═══ Information provided
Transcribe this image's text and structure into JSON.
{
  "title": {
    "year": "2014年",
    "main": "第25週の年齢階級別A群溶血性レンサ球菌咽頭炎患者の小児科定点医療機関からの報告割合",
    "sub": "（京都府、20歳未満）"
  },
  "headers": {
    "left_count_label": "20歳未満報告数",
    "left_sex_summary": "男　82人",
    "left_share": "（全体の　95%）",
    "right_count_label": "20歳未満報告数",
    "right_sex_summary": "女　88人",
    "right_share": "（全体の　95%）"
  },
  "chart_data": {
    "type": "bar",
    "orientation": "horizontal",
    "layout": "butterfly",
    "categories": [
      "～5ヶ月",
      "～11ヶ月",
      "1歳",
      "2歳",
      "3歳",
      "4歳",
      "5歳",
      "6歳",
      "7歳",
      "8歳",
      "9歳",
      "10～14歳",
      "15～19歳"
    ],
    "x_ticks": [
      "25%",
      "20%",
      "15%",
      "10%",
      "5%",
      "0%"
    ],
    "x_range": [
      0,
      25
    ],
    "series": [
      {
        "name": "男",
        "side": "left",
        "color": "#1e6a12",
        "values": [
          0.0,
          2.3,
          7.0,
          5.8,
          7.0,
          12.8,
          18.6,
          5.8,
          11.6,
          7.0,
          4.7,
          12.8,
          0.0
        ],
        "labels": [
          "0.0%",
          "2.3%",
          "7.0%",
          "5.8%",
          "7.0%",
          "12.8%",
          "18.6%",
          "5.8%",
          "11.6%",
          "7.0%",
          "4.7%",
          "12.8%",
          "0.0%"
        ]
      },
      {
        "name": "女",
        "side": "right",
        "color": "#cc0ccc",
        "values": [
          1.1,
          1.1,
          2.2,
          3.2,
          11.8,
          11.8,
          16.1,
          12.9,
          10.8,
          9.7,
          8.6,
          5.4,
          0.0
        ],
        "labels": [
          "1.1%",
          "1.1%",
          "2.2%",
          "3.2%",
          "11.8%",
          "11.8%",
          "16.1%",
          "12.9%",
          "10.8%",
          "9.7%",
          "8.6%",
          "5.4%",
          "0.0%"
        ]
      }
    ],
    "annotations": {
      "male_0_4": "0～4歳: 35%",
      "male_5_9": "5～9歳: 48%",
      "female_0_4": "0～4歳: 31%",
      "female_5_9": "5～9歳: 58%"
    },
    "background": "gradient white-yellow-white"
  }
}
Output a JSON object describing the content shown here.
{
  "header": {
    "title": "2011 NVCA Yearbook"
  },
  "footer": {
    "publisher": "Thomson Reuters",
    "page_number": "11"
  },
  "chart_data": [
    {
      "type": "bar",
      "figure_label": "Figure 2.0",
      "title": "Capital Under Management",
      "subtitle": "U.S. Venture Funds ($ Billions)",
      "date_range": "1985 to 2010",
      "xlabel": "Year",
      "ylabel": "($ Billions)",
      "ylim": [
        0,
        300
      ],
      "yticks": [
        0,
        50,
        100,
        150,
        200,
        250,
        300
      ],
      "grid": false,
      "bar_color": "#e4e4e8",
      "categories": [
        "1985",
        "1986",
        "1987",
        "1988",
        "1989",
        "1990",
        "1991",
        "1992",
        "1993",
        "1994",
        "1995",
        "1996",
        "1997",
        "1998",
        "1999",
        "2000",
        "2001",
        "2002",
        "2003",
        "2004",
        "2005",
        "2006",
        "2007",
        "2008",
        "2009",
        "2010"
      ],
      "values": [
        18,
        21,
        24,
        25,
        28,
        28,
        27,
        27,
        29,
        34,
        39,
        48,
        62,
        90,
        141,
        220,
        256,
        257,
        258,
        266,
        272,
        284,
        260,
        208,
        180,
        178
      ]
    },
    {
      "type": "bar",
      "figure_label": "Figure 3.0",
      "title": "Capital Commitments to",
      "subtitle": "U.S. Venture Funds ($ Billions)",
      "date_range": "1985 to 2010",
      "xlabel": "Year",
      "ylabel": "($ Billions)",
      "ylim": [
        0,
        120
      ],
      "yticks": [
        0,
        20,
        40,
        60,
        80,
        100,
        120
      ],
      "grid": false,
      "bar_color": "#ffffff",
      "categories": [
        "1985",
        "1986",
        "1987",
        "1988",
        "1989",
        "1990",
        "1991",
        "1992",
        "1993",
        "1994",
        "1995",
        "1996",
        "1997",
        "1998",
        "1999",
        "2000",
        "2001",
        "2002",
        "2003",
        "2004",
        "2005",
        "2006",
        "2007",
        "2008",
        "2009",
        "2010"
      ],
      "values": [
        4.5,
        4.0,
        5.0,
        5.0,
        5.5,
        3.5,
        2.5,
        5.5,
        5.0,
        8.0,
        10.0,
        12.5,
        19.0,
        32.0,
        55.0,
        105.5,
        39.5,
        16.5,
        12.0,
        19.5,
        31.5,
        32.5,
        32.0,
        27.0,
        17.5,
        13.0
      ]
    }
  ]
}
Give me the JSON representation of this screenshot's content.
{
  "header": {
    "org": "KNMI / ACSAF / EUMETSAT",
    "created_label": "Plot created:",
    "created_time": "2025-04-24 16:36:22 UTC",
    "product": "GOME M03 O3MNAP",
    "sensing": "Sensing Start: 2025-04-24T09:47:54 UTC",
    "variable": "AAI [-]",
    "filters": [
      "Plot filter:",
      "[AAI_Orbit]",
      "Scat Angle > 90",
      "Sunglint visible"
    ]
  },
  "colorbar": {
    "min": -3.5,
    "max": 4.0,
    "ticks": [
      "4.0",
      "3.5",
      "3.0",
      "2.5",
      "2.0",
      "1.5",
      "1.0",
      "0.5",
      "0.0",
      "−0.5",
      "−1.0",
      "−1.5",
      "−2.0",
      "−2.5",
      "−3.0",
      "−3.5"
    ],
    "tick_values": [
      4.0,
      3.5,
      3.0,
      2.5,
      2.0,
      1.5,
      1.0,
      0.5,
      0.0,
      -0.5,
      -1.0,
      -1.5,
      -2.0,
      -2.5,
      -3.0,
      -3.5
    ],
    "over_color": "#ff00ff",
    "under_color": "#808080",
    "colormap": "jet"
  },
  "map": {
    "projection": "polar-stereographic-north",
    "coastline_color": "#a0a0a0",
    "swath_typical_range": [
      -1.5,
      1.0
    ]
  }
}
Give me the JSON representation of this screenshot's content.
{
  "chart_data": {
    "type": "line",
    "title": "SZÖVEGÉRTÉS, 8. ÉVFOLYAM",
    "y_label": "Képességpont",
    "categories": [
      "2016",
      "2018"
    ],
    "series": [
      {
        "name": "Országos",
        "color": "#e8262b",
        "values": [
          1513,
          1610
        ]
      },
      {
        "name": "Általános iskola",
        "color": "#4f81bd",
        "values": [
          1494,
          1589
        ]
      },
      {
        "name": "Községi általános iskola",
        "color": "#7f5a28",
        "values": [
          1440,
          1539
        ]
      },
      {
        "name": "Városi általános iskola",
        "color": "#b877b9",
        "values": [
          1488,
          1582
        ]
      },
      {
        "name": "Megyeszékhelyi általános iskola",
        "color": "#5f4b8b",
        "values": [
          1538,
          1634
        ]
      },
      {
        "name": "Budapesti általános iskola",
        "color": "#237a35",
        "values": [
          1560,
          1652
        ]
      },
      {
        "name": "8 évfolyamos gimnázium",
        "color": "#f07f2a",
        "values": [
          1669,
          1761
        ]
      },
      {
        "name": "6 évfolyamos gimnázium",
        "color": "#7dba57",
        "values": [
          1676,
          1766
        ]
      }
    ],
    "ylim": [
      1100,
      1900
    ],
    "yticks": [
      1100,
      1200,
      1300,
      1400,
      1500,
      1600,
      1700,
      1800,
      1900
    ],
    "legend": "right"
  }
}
══════
Task details ▸ Look through the listing above and count the lines where the string "Plot" appears. Report the number only.

Solution to the exercise ▸ 2